Stated goal -
Scan the material and copy every line in which "momentum" appears.

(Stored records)
-.-.-

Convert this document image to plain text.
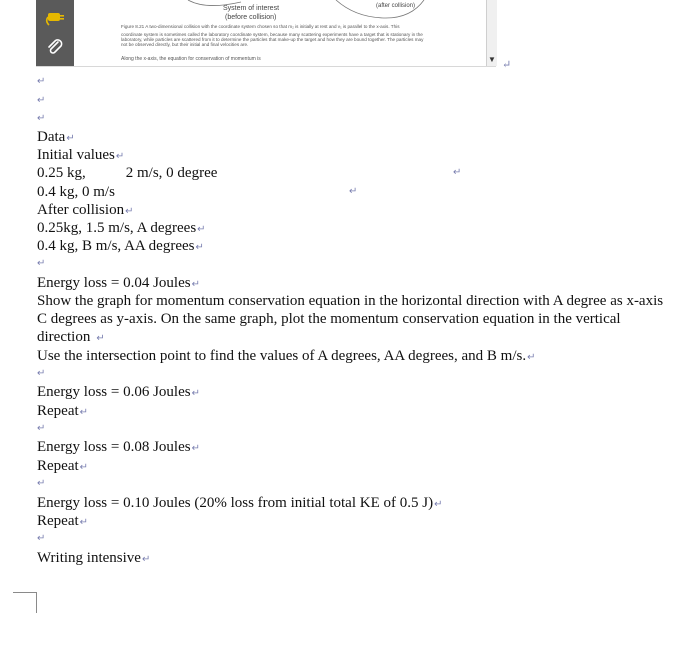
System of interest
(before collision)
(after collision)
Figure 8.21 A two-dimensional collision with the coordinate system chosen so that m₂ is initially at rest and v₁ is parallel to the x-axis. This
coordinate system is sometimes called the laboratory coordinate system, because many scattering experiments have a target that is stationary in the
laboratory, while particles are scattered from it to determine the particles that make-up the target and how they are bound together. The particles may
not be observed directly, but their initial and final velocities are.
Along the x-axis, the equation for conservation of momentum is	▼ ↵
↵
↵
↵
Data↵
Initial values↵
0.25 kg,	2 m/s, 0 degree	↵
0.4 kg, 0 m/s	↵
After collision↵
0.25kg, 1.5 m/s, A degrees↵
0.4 kg, B m/s, AA degrees↵
↵
Energy loss = 0.04 Joules↵
Show the graph for momentum conservation equation in the horizontal direction with A degree as x-axis
C degrees as y-axis. On the same graph, plot the momentum conservation equation in the vertical
direction ↵
Use the intersection point to find the values of A degrees, AA degrees, and B m/s.↵
↵
Energy loss = 0.06 Joules↵
Repeat↵
↵
Energy loss = 0.08 Joules↵
Repeat↵
↵
Energy loss = 0.10 Joules (20% loss from initial total KE of 0.5 J)↵
Repeat↵
↵
Writing intensive↵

-.-.-

Task response -
Along the x-axis, the equation for conservation of momentum is	▼ ↵
Show the graph for momentum conservation equation in the horizontal direction with A degree as x-axis
C degrees as y-axis. On the same graph, plot the momentum conservation equation in the vertical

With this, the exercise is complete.